(A run of records)
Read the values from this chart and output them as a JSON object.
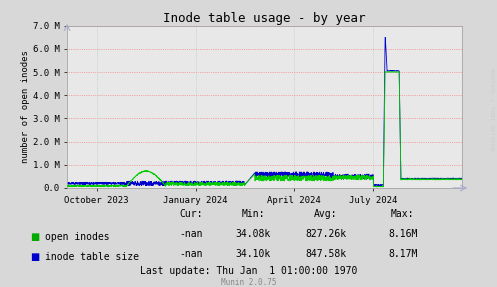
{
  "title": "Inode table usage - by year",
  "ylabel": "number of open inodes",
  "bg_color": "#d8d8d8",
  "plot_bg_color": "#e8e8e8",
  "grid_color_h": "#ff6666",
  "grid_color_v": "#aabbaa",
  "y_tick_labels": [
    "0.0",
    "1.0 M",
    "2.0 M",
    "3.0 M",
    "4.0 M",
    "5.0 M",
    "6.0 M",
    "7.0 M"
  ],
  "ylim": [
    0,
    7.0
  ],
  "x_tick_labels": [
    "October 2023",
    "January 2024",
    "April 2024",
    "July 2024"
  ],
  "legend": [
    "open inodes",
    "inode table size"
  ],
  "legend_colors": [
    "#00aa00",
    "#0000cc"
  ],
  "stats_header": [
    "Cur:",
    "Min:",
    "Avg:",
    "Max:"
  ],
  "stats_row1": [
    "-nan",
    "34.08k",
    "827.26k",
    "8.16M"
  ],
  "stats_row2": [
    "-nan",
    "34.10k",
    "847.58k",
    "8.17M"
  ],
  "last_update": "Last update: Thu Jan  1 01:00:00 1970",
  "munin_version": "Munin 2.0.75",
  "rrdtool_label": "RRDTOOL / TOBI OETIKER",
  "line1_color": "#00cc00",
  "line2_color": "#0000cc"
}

==

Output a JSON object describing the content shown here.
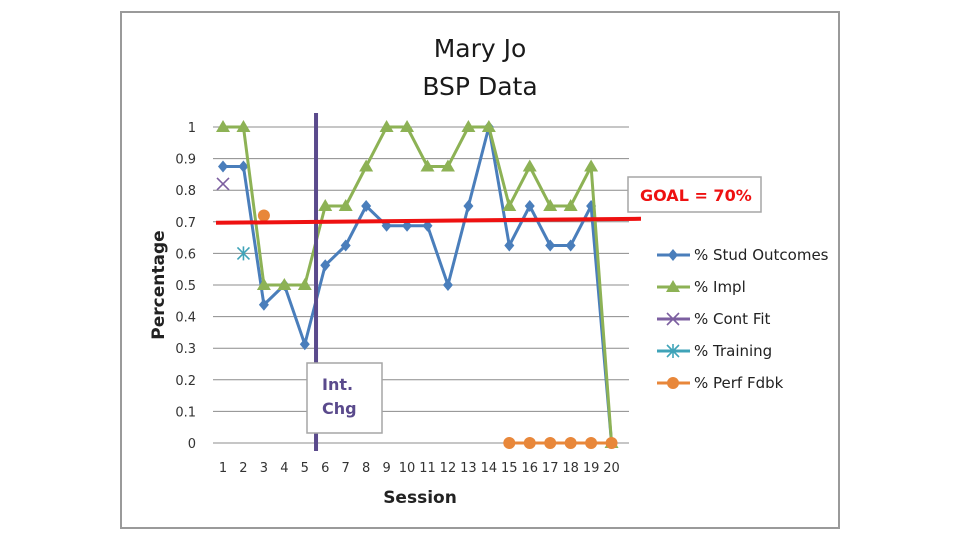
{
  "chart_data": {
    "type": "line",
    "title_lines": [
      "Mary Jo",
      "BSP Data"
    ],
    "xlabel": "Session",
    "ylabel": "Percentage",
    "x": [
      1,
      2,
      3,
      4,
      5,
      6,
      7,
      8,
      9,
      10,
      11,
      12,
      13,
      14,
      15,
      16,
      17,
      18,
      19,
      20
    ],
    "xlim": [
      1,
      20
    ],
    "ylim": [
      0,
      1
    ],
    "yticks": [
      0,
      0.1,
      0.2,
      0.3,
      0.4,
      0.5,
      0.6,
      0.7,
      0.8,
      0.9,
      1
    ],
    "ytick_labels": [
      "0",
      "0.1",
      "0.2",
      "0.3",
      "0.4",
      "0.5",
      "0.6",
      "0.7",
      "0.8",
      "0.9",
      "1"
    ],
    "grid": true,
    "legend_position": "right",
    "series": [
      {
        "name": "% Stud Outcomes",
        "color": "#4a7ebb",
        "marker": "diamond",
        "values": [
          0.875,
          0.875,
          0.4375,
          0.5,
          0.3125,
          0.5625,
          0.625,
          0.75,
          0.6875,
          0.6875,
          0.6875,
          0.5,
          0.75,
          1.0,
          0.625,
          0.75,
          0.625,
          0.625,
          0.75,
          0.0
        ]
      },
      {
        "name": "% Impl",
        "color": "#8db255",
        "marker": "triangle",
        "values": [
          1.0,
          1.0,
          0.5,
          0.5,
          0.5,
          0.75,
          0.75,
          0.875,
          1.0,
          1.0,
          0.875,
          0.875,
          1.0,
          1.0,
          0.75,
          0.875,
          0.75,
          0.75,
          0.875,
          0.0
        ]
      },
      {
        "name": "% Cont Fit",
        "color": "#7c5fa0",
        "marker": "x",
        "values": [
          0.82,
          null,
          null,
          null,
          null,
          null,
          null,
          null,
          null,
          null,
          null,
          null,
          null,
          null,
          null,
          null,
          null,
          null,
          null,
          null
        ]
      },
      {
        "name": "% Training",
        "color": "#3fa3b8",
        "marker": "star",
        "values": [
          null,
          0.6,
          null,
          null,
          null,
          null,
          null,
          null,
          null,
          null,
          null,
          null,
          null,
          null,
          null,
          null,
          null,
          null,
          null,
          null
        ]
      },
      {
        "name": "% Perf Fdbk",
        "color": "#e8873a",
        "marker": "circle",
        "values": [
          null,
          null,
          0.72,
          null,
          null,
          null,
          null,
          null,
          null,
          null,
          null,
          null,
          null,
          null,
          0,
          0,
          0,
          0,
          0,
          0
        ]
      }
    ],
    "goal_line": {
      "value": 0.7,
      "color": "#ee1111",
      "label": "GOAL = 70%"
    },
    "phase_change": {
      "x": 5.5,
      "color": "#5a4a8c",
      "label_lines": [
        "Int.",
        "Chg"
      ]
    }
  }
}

--

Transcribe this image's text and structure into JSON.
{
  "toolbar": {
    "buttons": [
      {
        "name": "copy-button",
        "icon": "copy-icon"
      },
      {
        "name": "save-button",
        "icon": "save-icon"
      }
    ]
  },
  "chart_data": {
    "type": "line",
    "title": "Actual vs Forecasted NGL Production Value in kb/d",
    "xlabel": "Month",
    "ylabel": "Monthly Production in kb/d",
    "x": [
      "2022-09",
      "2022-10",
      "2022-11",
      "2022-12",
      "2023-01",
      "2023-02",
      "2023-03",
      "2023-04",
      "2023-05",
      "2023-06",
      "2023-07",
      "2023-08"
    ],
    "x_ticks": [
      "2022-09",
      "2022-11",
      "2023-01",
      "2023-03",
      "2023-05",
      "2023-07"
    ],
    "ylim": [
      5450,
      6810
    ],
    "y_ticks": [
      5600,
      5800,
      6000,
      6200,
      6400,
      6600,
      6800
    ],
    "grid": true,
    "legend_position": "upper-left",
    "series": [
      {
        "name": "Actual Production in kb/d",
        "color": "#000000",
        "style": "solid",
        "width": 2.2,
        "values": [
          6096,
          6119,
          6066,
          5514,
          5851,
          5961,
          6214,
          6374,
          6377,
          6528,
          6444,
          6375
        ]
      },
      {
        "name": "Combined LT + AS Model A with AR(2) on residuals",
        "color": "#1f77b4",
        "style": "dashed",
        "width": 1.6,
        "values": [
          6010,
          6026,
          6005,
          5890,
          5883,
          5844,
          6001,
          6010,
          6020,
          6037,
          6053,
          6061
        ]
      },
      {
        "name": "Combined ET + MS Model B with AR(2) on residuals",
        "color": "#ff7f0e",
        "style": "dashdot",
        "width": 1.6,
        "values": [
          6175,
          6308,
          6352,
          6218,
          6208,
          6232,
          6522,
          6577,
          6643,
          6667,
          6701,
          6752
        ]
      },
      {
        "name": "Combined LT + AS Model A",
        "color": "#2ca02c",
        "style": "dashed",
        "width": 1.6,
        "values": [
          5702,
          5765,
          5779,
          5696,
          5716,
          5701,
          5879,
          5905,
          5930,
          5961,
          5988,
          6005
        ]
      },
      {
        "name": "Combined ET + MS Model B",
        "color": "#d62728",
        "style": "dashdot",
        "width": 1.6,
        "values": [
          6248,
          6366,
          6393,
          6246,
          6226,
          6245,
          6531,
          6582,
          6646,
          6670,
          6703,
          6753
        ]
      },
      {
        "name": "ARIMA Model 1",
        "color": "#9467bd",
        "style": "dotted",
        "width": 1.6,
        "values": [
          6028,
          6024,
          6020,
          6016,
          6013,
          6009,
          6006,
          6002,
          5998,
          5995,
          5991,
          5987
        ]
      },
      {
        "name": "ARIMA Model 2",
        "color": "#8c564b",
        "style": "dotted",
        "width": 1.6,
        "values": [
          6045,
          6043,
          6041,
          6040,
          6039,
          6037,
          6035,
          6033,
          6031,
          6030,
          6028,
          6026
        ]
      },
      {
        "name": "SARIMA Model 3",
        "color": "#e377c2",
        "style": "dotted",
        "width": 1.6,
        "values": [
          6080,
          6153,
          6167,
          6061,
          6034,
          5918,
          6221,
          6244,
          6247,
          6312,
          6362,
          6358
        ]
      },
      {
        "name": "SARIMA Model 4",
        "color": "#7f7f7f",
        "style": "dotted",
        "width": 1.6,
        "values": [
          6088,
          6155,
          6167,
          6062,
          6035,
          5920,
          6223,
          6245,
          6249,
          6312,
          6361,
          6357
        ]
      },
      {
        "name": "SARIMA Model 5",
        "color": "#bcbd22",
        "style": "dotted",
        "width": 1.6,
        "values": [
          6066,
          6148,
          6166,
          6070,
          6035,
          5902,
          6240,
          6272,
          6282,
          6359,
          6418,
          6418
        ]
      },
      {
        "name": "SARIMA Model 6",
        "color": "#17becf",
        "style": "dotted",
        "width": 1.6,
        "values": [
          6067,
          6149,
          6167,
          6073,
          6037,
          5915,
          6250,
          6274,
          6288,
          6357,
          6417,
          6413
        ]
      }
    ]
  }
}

▶ **Written request**
Locate the lines above that contain "object" and copy them.

▶ **Result of this task**
Read the values from this chart and output them as a JSON object.
Output a JSON object describing the content shown here.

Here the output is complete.